Return all lines where the word "cell" can be found.
----
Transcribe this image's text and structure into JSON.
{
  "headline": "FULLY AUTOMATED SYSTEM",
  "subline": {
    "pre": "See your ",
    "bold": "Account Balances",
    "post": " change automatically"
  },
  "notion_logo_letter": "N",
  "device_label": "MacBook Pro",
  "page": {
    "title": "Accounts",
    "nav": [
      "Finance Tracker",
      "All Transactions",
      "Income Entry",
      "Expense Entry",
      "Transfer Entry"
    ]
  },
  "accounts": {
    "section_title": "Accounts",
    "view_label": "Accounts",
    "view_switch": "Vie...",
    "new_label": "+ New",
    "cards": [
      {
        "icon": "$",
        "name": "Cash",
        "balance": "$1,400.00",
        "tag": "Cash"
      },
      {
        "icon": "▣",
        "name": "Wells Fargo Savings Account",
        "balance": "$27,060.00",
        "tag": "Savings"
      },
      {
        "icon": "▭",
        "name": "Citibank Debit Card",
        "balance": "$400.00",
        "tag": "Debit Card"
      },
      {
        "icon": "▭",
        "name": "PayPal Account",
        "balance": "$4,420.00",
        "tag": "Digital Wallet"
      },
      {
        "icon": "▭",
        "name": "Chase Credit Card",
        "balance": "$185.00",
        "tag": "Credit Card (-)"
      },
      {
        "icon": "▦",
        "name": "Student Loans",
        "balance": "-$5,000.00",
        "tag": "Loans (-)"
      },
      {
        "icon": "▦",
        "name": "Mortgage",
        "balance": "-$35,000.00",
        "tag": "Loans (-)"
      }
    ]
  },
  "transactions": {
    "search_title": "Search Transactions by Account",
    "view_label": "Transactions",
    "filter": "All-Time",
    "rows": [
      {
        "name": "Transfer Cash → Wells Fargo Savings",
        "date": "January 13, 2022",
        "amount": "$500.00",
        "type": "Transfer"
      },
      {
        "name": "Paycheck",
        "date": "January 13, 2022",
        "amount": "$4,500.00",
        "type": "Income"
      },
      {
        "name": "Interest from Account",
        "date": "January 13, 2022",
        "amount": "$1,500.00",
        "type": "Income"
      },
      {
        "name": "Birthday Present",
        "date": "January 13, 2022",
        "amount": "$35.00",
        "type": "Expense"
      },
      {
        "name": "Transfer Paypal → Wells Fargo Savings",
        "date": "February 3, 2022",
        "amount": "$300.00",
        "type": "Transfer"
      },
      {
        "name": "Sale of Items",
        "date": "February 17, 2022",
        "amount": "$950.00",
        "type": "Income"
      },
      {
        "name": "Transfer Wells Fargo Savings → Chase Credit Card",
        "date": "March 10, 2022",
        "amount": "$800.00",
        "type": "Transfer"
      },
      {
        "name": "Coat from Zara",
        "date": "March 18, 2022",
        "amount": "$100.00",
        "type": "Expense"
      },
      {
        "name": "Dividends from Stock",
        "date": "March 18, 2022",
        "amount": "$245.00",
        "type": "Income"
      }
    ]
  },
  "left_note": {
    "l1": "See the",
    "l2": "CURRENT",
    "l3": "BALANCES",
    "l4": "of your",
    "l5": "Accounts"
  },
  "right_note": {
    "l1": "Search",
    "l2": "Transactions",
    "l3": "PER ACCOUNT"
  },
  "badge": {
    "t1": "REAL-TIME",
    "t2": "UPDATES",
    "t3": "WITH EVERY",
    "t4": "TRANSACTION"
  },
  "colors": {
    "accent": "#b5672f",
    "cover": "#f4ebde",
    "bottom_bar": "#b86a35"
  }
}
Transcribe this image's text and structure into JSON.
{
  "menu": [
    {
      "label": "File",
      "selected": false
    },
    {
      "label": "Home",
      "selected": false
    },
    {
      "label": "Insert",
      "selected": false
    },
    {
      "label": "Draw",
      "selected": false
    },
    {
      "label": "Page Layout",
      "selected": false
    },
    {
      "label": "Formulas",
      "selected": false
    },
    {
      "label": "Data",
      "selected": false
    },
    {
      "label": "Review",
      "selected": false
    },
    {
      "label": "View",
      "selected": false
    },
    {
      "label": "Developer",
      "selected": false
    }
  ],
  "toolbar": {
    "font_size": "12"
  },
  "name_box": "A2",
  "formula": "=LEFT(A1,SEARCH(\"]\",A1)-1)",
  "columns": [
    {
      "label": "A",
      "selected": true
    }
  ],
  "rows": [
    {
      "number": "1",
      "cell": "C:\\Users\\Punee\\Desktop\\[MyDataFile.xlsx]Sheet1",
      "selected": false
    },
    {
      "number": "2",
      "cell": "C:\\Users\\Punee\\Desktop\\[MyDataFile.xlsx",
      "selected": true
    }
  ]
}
----
ANSWER FOR THE TASK ::
      "cell": "C:\\Users\\Punee\\Desktop\\[MyDataFile.xlsx]Sheet1",
      "cell": "C:\\Users\\Punee\\Desktop\\[MyDataFile.xlsx",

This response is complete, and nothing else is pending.